◆ EXERCISE OBJECTIVE ◆
Your task is to output all the records below, word for word.

◆ DATASET EXTRACT ◆
---*---
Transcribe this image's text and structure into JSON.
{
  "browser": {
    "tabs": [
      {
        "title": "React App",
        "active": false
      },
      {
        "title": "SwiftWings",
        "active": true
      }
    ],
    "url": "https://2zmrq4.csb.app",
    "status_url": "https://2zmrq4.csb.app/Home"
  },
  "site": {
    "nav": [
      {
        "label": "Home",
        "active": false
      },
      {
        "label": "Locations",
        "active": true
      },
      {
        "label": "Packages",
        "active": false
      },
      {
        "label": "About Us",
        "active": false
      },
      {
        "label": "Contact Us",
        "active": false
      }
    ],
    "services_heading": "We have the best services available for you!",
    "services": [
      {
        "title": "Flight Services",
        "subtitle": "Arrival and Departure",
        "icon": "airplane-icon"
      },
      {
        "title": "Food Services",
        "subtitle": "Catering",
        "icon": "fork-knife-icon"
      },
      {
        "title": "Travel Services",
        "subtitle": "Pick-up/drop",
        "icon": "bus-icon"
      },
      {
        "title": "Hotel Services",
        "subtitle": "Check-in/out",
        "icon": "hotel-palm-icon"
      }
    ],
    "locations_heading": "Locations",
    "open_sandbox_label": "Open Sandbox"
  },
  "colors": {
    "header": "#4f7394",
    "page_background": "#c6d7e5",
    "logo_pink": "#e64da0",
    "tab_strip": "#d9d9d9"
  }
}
---*---
◆ TASK SOLUTION ◆
Transcribe this image's text and structure into JSON.
{
  "browser": {
    "tabs": [
      {
        "title": "React App",
        "active": false
      },
      {
        "title": "SwiftWings",
        "active": true
      }
    ],
    "url": "https://2zmrq4.csb.app",
    "status_url": "https://2zmrq4.csb.app/Home"
  },
  "site": {
    "nav": [
      {
        "label": "Home",
        "active": false
      },
      {
        "label": "Locations",
        "active": true
      },
      {
        "label": "Packages",
        "active": false
      },
      {
        "label": "About Us",
        "active": false
      },
      {
        "label": "Contact Us",
        "active": false
      }
    ],
    "services_heading": "We have the best services available for you!",
    "services": [
      {
        "title": "Flight Services",
        "subtitle": "Arrival and Departure",
        "icon": "airplane-icon"
      },
      {
        "title": "Food Services",
        "subtitle": "Catering",
        "icon": "fork-knife-icon"
      },
      {
        "title": "Travel Services",
        "subtitle": "Pick-up/drop",
        "icon": "bus-icon"
      },
      {
        "title": "Hotel Services",
        "subtitle": "Check-in/out",
        "icon": "hotel-palm-icon"
      }
    ],
    "locations_heading": "Locations",
    "open_sandbox_label": "Open Sandbox"
  },
  "colors": {
    "header": "#4f7394",
    "page_background": "#c6d7e5",
    "logo_pink": "#e64da0",
    "tab_strip": "#d9d9d9"
  }
}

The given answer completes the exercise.